### Given instruction:
Continue the forum thread below, about whether a goat registered as a light chamoisee Alpine really has that coloring, starting right after its final sentence.

### Source extract:

# Is she really a chamoisee alpine?



## meme (Dec 9, 2012)

Heidi is registered as a pure breed light chamoisee alpine. However, people have told me they don't think her coloring really is correct. Plus, pictures of chamoisee's online look much darker. Is she some other color all together? I know her parents are registered pure breeds, but her color just seems 'off'.

As a baby( 1 week): 
	

	
	
		
		

		
			





In August of this year: 
	

	
	
		
		

		
		
	


	





What do you think?




edited for typo


----------



## pdpo222 (Dec 9, 2012)

Wish I could help.  I know my pygmy buck who is a light carmel is almost white in the summer.  He darkens in the winter though and you can see the carmel than.


----------



## Southern by choice (Dec 9, 2012)

Queen Mum has a page on goat colors.  Its at the bottom of the page... you could find her journal and look at the bottom of one of her posts.

I knew someone had a color chart and was looking around then the light came on...Queen Mum!

### Information provided:
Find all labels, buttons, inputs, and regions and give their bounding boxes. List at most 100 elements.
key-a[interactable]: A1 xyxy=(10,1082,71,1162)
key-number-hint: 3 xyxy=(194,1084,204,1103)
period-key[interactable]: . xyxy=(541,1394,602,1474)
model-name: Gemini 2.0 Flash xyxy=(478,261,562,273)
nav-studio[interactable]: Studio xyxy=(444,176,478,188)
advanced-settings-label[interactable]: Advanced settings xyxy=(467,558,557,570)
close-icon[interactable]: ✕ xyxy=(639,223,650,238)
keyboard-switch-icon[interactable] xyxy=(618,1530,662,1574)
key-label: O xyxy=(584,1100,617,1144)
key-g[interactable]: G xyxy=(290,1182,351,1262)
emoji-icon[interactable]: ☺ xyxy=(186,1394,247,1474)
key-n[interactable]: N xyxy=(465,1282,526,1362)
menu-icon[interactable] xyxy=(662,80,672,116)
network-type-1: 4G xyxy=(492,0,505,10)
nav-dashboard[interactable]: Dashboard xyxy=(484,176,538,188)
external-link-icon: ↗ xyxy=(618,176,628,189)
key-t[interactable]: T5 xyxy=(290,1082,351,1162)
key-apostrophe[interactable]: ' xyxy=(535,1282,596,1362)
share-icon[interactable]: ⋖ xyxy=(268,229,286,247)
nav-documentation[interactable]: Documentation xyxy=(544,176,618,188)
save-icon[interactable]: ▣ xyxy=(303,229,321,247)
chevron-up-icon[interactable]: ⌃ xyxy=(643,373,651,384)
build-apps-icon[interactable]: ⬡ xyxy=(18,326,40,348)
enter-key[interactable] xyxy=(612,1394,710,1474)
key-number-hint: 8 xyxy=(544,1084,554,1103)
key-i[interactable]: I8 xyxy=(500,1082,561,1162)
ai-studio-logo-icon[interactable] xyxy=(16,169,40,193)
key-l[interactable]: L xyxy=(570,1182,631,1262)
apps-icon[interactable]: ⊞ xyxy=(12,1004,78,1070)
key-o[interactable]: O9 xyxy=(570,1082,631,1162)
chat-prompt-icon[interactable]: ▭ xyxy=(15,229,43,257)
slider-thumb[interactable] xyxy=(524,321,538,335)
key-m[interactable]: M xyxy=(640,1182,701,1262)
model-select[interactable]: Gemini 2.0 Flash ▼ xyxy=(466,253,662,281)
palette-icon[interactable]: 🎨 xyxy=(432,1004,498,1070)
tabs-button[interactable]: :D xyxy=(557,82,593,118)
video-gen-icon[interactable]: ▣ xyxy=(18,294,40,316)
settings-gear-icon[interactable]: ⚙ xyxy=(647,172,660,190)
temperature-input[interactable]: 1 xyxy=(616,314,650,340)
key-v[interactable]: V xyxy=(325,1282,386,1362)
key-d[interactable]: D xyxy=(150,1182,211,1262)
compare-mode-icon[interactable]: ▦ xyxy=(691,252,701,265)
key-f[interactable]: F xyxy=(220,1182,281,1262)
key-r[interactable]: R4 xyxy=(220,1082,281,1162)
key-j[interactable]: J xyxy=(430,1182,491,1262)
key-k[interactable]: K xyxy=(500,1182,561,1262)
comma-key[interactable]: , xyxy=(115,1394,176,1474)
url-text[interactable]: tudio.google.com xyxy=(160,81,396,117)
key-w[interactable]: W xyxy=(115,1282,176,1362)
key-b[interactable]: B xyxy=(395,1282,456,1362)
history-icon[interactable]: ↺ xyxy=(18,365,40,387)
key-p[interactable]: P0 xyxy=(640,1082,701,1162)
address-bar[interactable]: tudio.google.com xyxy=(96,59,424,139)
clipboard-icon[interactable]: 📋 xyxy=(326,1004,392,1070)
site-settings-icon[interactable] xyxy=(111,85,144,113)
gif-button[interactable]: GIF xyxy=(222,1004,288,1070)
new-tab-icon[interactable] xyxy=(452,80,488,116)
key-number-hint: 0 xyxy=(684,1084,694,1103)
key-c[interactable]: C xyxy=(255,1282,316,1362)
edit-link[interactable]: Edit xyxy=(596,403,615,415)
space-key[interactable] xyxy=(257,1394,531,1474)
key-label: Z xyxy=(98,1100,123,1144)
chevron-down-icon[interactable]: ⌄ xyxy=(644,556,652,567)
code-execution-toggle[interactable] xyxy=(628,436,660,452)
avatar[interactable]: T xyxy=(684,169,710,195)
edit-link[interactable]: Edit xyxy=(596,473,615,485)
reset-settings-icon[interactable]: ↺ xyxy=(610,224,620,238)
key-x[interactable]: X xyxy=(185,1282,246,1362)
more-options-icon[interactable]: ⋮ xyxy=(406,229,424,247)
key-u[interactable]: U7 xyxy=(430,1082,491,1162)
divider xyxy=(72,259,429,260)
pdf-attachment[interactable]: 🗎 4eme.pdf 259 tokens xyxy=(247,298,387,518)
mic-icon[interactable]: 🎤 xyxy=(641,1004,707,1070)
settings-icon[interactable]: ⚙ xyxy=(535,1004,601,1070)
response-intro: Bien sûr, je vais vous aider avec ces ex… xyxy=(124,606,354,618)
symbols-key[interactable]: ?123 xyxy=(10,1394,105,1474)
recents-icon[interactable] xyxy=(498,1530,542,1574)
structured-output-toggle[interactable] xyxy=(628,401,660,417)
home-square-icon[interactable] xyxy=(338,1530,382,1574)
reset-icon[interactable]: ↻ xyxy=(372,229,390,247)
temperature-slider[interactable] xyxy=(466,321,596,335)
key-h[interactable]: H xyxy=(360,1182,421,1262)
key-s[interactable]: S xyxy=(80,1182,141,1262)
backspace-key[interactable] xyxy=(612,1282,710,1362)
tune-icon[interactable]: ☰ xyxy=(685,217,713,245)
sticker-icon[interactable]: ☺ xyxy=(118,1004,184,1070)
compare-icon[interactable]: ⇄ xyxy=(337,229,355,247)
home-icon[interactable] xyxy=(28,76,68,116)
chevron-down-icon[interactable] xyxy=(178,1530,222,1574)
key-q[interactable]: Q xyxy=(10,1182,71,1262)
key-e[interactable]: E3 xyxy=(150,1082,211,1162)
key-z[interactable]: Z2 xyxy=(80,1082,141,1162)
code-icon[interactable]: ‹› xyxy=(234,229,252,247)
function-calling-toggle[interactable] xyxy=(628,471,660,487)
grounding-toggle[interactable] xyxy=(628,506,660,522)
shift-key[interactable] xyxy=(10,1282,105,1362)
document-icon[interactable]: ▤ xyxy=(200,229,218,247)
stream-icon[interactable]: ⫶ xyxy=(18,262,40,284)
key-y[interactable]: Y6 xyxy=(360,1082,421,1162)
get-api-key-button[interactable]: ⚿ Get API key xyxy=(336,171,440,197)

### Answer to this exercise:
----------



## Catahoula (Dec 9, 2012)

I think she is.


----------



## Pearce Pastures (Dec 9, 2012)

http://www.ansi.okstate.edu/breeds/goats/

Check the link for pics and descriptions...she looked Alpine to me.

Edited to add, she has a hint of the Toggenburg look though too.  

http://www.ansi.okstate.edu/breeds/goats/


Okay edited once more---her coloring(the face marking, light hindquarters) does look more Togg than Alpine and what I did not in looking on a few dairy sites is that Togg coloring or marking on an Alpine is "discriminated against".  Not sure exactly what all that means for you but she could stil be an Alpine but just have Togg colors.


----------



## meme (Dec 9, 2012)

Thanks for the links guys! As far as I know, she is a pure breed Alpine. She comes from mostly Redwood Hills lines. 

The third picture down on this page is listed as a two-tone chamoisee. You can see that her belly is a little darker than her front and back though. 

http://olentangyalpines.com/junior_does.shtml


On this thread, the goat has the same pattern, but is darker with a white belly:

http://www.thegoatspot.net/forum/f217/what-color-alpine-doe-125055/


----------



## Catahoula (Dec 9, 2012)

Mine is registered as two tone Chamoisee, tan and Black, half white belly






In certain lighting, her belly area is darker and her neck is tan color.


----------



## pdpo222 (Dec 9, 2012)

Don't you just love all the colors and combo's.  Especially when you're trying to find one??


----------



## Queen Mum (Dec 9, 2012)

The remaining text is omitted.